● Exercise details:
Pick every line with "viewHtmlPDFAction" from the material below.

● Stored rows:
========================
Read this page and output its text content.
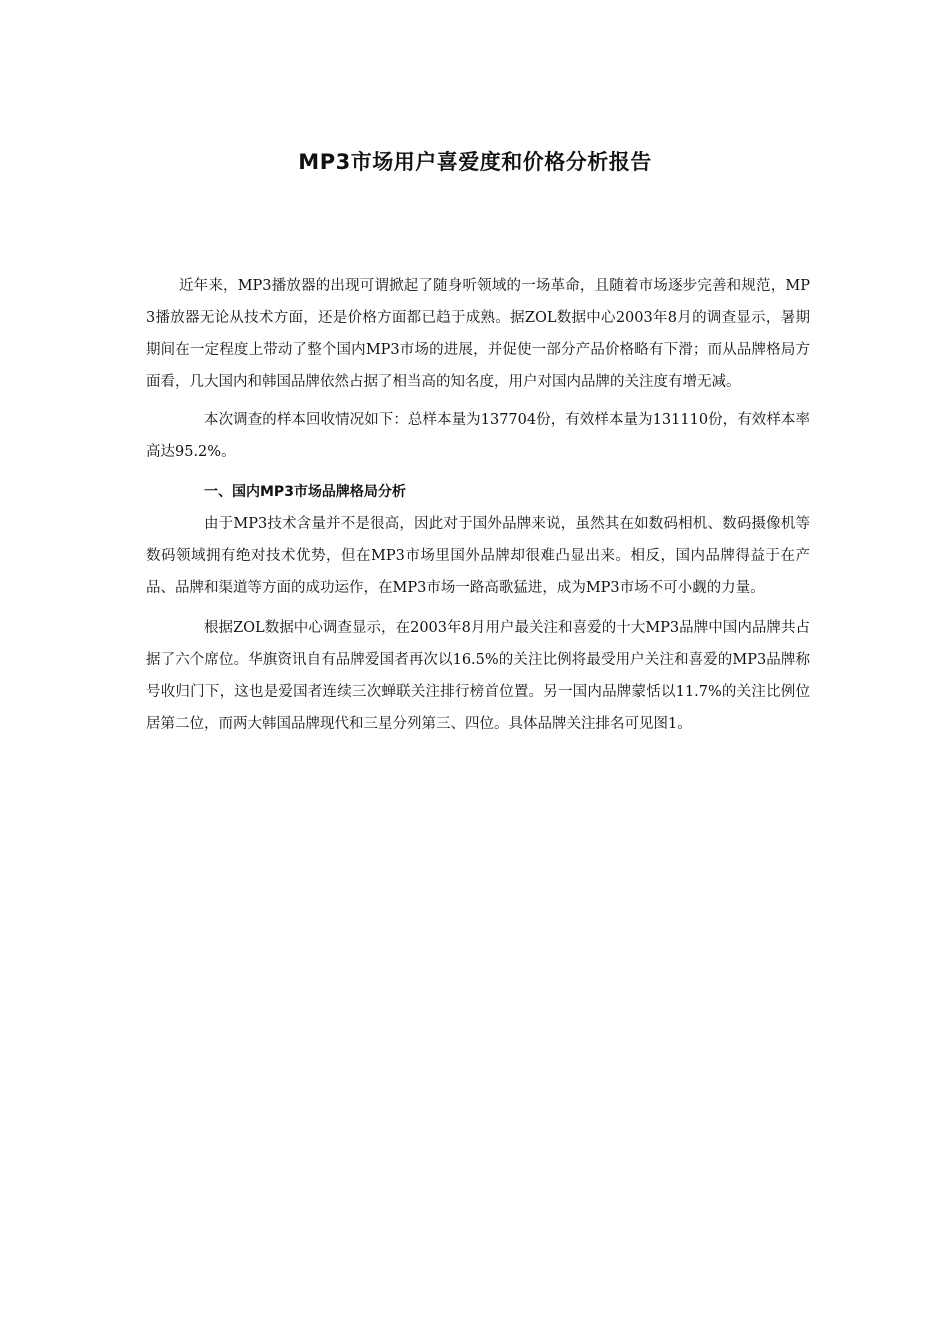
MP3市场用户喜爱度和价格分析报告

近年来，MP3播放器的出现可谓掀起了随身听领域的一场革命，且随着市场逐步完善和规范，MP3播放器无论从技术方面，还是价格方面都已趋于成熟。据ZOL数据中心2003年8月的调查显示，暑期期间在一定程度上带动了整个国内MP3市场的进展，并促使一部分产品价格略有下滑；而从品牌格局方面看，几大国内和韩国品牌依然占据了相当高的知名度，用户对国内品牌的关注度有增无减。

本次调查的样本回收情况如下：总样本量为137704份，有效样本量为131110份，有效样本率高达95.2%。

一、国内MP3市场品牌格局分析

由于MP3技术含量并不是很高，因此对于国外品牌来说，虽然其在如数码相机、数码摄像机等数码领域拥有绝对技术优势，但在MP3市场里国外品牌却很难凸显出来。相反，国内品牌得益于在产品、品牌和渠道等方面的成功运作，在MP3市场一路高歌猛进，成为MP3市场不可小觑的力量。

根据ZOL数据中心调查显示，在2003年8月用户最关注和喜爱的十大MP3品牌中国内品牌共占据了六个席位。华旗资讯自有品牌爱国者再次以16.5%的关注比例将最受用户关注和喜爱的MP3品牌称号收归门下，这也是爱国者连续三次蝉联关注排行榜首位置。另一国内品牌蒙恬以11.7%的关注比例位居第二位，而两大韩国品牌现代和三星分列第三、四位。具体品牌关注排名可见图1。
========================
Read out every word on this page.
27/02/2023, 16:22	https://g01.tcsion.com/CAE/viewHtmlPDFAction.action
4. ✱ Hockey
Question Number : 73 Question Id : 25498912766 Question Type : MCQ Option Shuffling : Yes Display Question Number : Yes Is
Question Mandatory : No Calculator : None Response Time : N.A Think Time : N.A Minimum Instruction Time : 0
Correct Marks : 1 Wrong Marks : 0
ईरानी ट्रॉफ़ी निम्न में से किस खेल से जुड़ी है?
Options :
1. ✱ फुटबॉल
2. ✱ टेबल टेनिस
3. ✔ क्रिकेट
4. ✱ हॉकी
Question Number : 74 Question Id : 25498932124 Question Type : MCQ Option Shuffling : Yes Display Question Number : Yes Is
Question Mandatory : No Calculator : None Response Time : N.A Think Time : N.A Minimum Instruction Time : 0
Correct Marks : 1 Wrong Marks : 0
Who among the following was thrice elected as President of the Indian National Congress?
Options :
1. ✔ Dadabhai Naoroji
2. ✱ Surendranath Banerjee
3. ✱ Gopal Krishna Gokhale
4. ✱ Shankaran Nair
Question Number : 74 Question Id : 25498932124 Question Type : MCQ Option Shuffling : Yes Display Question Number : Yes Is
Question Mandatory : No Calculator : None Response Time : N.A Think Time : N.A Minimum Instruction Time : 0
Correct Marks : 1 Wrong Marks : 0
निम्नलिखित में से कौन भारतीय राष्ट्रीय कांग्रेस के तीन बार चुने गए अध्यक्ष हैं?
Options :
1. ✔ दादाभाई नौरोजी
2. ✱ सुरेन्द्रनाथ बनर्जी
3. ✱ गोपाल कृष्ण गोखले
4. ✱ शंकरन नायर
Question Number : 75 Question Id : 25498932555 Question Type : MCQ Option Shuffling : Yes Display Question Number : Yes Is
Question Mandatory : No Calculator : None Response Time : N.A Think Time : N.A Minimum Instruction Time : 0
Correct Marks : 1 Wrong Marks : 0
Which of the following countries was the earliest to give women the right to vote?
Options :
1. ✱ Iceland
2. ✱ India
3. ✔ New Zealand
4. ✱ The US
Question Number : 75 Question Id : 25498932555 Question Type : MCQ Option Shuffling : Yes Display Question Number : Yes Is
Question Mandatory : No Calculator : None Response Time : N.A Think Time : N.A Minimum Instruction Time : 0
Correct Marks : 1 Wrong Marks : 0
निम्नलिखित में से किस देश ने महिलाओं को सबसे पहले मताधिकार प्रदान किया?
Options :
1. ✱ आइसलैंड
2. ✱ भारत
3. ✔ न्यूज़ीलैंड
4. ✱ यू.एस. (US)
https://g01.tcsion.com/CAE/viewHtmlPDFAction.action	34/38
========================
● Expected answer:
27/02/2023, 16:22	https://g01.tcsion.com/CAE/viewHtmlPDFAction.action
https://g01.tcsion.com/CAE/viewHtmlPDFAction.action	34/38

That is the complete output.